Begin RECORDS SUPPLIED

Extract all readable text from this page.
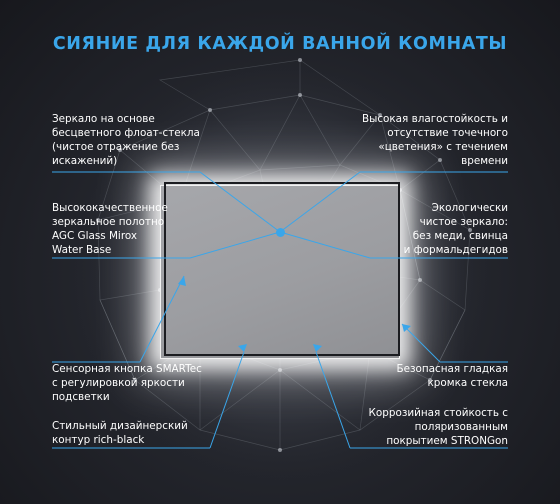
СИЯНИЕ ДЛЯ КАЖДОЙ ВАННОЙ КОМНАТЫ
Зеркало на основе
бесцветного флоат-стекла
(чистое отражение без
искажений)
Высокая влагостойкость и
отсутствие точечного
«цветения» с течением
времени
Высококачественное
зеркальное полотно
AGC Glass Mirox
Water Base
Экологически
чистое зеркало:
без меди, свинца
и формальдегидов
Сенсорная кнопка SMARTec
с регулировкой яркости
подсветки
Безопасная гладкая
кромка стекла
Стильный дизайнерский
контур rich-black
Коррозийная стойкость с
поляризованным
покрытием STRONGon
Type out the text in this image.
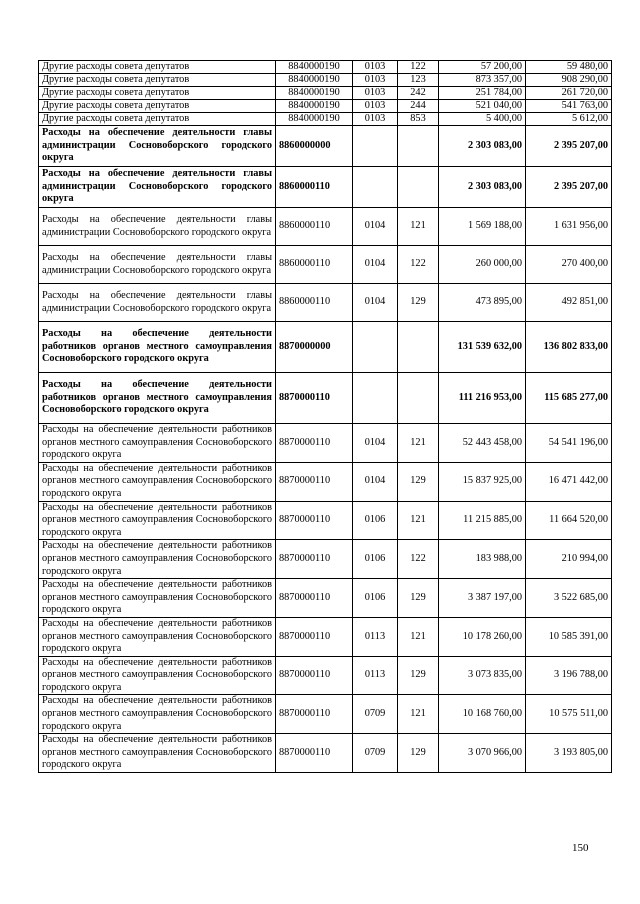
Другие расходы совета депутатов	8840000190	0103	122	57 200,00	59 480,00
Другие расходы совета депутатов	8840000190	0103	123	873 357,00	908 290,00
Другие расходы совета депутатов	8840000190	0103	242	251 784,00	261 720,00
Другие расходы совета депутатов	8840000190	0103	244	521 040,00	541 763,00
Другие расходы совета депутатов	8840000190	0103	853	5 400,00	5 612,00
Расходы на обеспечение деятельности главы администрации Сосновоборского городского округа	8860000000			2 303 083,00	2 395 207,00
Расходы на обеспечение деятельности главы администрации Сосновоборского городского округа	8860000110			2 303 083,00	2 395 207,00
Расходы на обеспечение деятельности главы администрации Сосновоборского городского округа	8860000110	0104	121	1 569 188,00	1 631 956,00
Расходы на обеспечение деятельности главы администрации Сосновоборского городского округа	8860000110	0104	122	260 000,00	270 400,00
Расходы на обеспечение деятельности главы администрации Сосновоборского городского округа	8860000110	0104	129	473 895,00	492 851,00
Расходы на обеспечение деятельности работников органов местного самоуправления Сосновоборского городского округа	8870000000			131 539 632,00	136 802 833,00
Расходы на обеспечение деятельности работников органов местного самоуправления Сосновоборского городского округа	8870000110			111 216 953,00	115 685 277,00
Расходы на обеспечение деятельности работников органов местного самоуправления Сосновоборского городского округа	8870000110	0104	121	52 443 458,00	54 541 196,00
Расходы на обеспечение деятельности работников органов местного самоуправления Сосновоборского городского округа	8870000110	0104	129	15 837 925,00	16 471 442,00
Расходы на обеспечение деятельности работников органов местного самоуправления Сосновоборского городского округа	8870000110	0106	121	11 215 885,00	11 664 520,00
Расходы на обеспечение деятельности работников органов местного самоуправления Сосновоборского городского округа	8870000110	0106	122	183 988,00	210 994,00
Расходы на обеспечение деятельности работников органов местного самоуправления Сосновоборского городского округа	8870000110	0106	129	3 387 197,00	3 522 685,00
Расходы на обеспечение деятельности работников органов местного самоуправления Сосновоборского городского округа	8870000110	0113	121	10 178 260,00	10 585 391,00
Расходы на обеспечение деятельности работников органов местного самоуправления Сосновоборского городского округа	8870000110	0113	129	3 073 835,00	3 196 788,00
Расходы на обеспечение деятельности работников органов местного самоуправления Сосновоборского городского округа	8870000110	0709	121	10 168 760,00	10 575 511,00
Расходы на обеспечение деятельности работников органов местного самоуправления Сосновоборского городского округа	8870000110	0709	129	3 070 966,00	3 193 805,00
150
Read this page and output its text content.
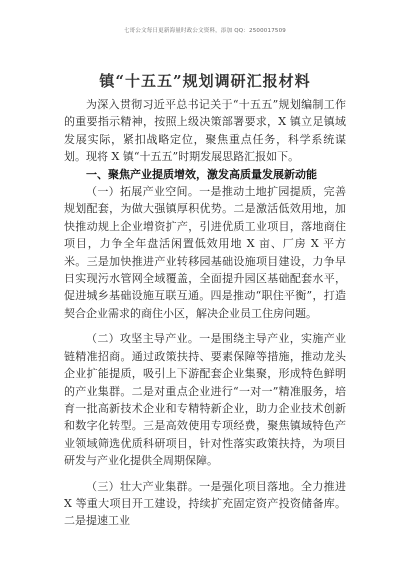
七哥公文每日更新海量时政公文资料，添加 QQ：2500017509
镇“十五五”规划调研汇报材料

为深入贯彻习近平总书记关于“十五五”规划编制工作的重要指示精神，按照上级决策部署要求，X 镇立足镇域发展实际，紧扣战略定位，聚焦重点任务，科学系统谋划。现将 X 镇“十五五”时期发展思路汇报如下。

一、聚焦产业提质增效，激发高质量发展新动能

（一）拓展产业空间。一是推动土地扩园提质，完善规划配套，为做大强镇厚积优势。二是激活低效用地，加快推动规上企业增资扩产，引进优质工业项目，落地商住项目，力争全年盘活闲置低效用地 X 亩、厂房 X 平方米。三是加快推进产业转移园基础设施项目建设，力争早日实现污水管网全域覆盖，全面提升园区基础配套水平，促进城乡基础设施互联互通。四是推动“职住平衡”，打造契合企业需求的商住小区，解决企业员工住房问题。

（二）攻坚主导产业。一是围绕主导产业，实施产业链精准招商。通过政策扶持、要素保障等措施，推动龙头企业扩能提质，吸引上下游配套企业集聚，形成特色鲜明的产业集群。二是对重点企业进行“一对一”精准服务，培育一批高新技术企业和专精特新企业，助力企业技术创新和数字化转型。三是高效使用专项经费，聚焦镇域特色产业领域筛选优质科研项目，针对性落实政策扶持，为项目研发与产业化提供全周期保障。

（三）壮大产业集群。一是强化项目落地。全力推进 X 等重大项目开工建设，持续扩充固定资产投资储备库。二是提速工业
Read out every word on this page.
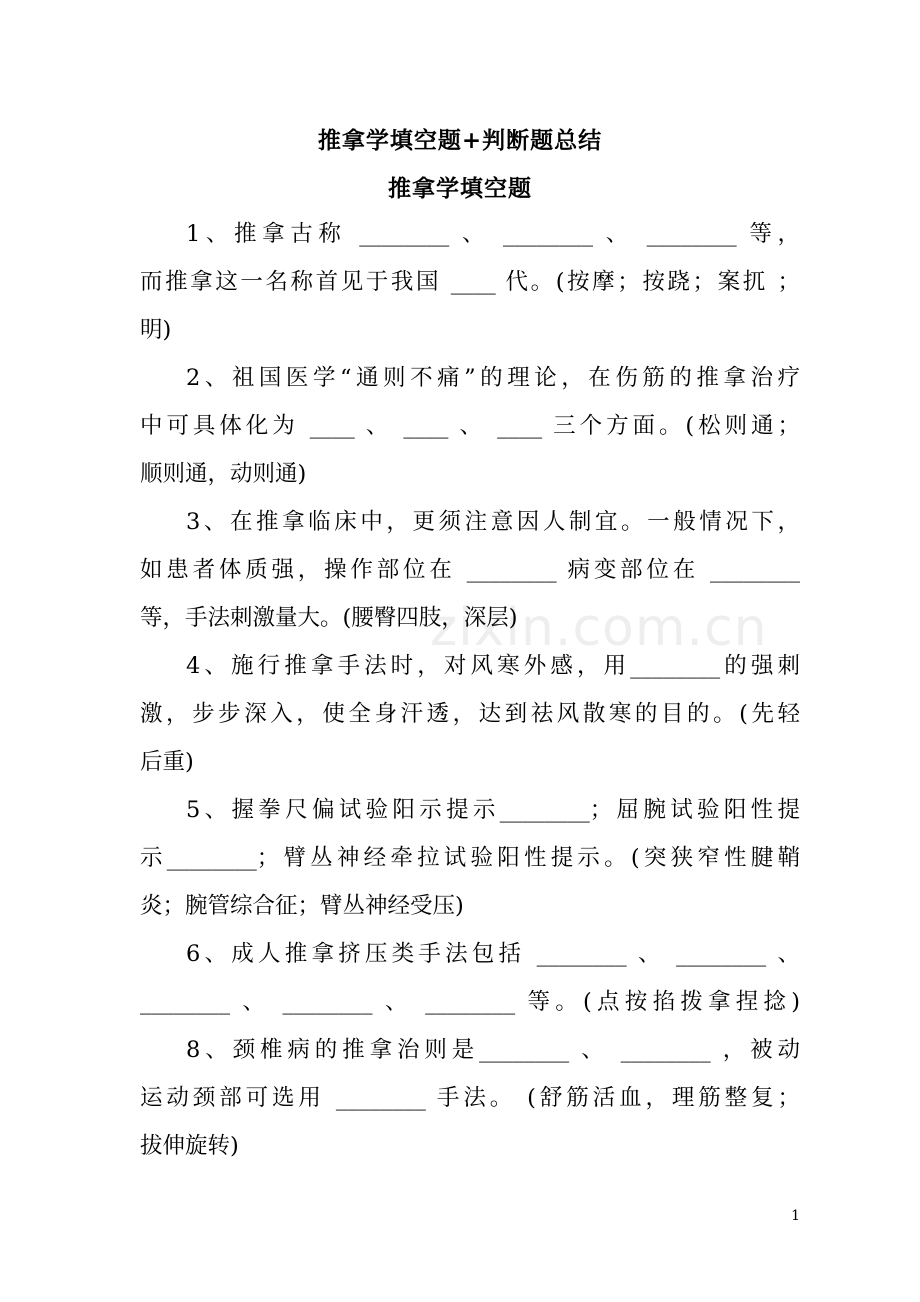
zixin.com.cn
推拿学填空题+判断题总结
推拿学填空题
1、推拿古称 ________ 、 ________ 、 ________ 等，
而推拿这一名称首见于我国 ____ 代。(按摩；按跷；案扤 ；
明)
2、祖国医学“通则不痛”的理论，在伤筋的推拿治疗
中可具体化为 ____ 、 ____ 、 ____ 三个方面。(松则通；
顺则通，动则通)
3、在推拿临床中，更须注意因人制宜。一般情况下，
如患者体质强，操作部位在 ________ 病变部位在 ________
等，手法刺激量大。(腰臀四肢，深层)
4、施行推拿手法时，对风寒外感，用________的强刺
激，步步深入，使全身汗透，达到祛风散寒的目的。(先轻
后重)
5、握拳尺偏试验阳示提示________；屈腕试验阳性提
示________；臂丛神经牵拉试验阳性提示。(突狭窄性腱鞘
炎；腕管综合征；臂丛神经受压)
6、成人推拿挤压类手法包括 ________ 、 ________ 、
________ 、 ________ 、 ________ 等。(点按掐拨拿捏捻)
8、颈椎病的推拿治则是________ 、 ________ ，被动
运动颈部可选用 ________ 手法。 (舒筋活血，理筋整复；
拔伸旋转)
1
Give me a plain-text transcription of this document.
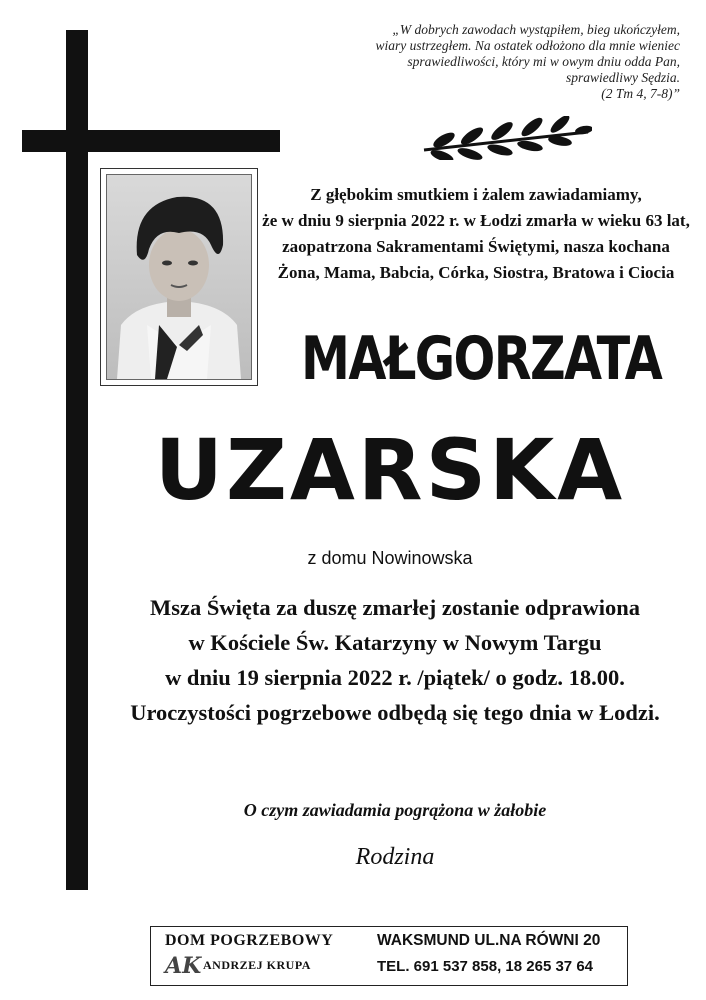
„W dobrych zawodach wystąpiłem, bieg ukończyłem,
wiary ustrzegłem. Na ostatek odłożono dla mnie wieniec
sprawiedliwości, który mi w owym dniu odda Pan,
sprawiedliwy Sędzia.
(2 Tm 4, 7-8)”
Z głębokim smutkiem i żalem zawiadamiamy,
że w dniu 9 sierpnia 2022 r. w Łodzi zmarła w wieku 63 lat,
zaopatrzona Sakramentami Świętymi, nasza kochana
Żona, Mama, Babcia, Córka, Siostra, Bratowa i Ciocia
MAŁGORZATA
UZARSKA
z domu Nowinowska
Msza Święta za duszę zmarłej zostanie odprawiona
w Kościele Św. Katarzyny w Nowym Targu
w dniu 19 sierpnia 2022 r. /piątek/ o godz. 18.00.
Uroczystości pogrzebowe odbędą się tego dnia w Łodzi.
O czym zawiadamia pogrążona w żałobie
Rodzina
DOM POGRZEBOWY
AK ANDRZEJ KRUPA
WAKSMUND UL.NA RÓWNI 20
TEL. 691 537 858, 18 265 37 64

End RECORDS SUPPLIED

● **PROBLEM DESCRIPTION**
Every record must be copied exactly, with the pictures left out.

● **FULL SOLUTION**
Extract all readable text from this page.
СИЯНИЕ ДЛЯ КАЖДОЙ ВАННОЙ КОМНАТЫ
Зеркало на основе
бесцветного флоат-стекла
(чистое отражение без
искажений)
Высокая влагостойкость и
отсутствие точечного
«цветения» с течением
времени
Высококачественное
зеркальное полотно
AGC Glass Mirox
Water Base
Экологически
чистое зеркало:
без меди, свинца
и формальдегидов
Сенсорная кнопка SMARTec
с регулировкой яркости
подсветки
Безопасная гладкая
кромка стекла
Стильный дизайнерский
контур rich-black
Коррозийная стойкость с
поляризованным
покрытием STRONGon
Type out the text in this image.
Другие расходы совета депутатов	8840000190	0103	122	57 200,00	59 480,00
Другие расходы совета депутатов	8840000190	0103	123	873 357,00	908 290,00
Другие расходы совета депутатов	8840000190	0103	242	251 784,00	261 720,00
Другие расходы совета депутатов	8840000190	0103	244	521 040,00	541 763,00
Другие расходы совета депутатов	8840000190	0103	853	5 400,00	5 612,00
Расходы на обеспечение деятельности главы администрации Сосновоборского городского округа	8860000000			2 303 083,00	2 395 207,00
Расходы на обеспечение деятельности главы администрации Сосновоборского городского округа	8860000110			2 303 083,00	2 395 207,00
Расходы на обеспечение деятельности главы администрации Сосновоборского городского округа	8860000110	0104	121	1 569 188,00	1 631 956,00
Расходы на обеспечение деятельности главы администрации Сосновоборского городского округа	8860000110	0104	122	260 000,00	270 400,00
Расходы на обеспечение деятельности главы администрации Сосновоборского городского округа	8860000110	0104	129	473 895,00	492 851,00
Расходы на обеспечение деятельности работников органов местного самоуправления Сосновоборского городского округа	8870000000			131 539 632,00	136 802 833,00
Расходы на обеспечение деятельности работников органов местного самоуправления Сосновоборского городского округа	8870000110			111 216 953,00	115 685 277,00
Расходы на обеспечение деятельности работников органов местного самоуправления Сосновоборского городского округа	8870000110	0104	121	52 443 458,00	54 541 196,00
Расходы на обеспечение деятельности работников органов местного самоуправления Сосновоборского городского округа	8870000110	0104	129	15 837 925,00	16 471 442,00
Расходы на обеспечение деятельности работников органов местного самоуправления Сосновоборского городского округа	8870000110	0106	121	11 215 885,00	11 664 520,00
Расходы на обеспечение деятельности работников органов местного самоуправления Сосновоборского городского округа	8870000110	0106	122	183 988,00	210 994,00
Расходы на обеспечение деятельности работников органов местного самоуправления Сосновоборского городского округа	8870000110	0106	129	3 387 197,00	3 522 685,00
Расходы на обеспечение деятельности работников органов местного самоуправления Сосновоборского городского округа	8870000110	0113	121	10 178 260,00	10 585 391,00
Расходы на обеспечение деятельности работников органов местного самоуправления Сосновоборского городского округа	8870000110	0113	129	3 073 835,00	3 196 788,00
Расходы на обеспечение деятельности работников органов местного самоуправления Сосновоборского городского округа	8870000110	0709	121	10 168 760,00	10 575 511,00
Расходы на обеспечение деятельности работников органов местного самоуправления Сосновоборского городского округа	8870000110	0709	129	3 070 966,00	3 193 805,00
150
Read this page and output its text content.
七哥公文每日更新海量时政公文资料，添加 QQ：2500017509
镇“十五五”规划调研汇报材料

为深入贯彻习近平总书记关于“十五五”规划编制工作的重要指示精神，按照上级决策部署要求，X 镇立足镇域发展实际，紧扣战略定位，聚焦重点任务，科学系统谋划。现将 X 镇“十五五”时期发展思路汇报如下。

一、聚焦产业提质增效，激发高质量发展新动能

（一）拓展产业空间。一是推动土地扩园提质，完善规划配套，为做大强镇厚积优势。二是激活低效用地，加快推动规上企业增资扩产，引进优质工业项目，落地商住项目，力争全年盘活闲置低效用地 X 亩、厂房 X 平方米。三是加快推进产业转移园基础设施项目建设，力争早日实现污水管网全域覆盖，全面提升园区基础配套水平，促进城乡基础设施互联互通。四是推动“职住平衡”，打造契合企业需求的商住小区，解决企业员工住房问题。

（二）攻坚主导产业。一是围绕主导产业，实施产业链精准招商。通过政策扶持、要素保障等措施，推动龙头企业扩能提质，吸引上下游配套企业集聚，形成特色鲜明的产业集群。二是对重点企业进行“一对一”精准服务，培育一批高新技术企业和专精特新企业，助力企业技术创新和数字化转型。三是高效使用专项经费，聚焦镇域特色产业领域筛选优质科研项目，针对性落实政策扶持，为项目研发与产业化提供全周期保障。

（三）壮大产业集群。一是强化项目落地。全力推进 X 等重大项目开工建设，持续扩充固定资产投资储备库。二是提速工业
Read out every word on this page.
zixin.com.cn
推拿学填空题+判断题总结
推拿学填空题
1、推拿古称 ________ 、 ________ 、 ________ 等，
而推拿这一名称首见于我国 ____ 代。(按摩；按跷；案扤 ；
明)
2、祖国医学“通则不痛”的理论，在伤筋的推拿治疗
中可具体化为 ____ 、 ____ 、 ____ 三个方面。(松则通；
顺则通，动则通)
3、在推拿临床中，更须注意因人制宜。一般情况下，
如患者体质强，操作部位在 ________ 病变部位在 ________
等，手法刺激量大。(腰臀四肢，深层)
4、施行推拿手法时，对风寒外感，用________的强刺
激，步步深入，使全身汗透，达到祛风散寒的目的。(先轻
后重)
5、握拳尺偏试验阳示提示________；屈腕试验阳性提
示________；臂丛神经牵拉试验阳性提示。(突狭窄性腱鞘
炎；腕管综合征；臂丛神经受压)
6、成人推拿挤压类手法包括 ________ 、 ________ 、
________ 、 ________ 、 ________ 等。(点按掐拨拿捏捻)
8、颈椎病的推拿治则是________ 、 ________ ，被动
运动颈部可选用 ________ 手法。 (舒筋活血，理筋整复；
拔伸旋转)
1
Give me a plain-text transcription of this document.
„W dobrych zawodach wystąpiłem, bieg ukończyłem,
wiary ustrzegłem. Na ostatek odłożono dla mnie wieniec
sprawiedliwości, który mi w owym dniu odda Pan,
sprawiedliwy Sędzia.
(2 Tm 4, 7-8)”
Z głębokim smutkiem i żalem zawiadamiamy,
że w dniu 9 sierpnia 2022 r. w Łodzi zmarła w wieku 63 lat,
zaopatrzona Sakramentami Świętymi, nasza kochana
Żona, Mama, Babcia, Córka, Siostra, Bratowa i Ciocia
MAŁGORZATA
UZARSKA
z domu Nowinowska
Msza Święta za duszę zmarłej zostanie odprawiona
w Kościele Św. Katarzyny w Nowym Targu
w dniu 19 sierpnia 2022 r. /piątek/ o godz. 18.00.
Uroczystości pogrzebowe odbędą się tego dnia w Łodzi.
O czym zawiadamia pogrążona w żałobie
Rodzina
DOM POGRZEBOWY
AK ANDRZEJ KRUPA
WAKSMUND UL.NA RÓWNI 20
TEL. 691 537 858, 18 265 37 64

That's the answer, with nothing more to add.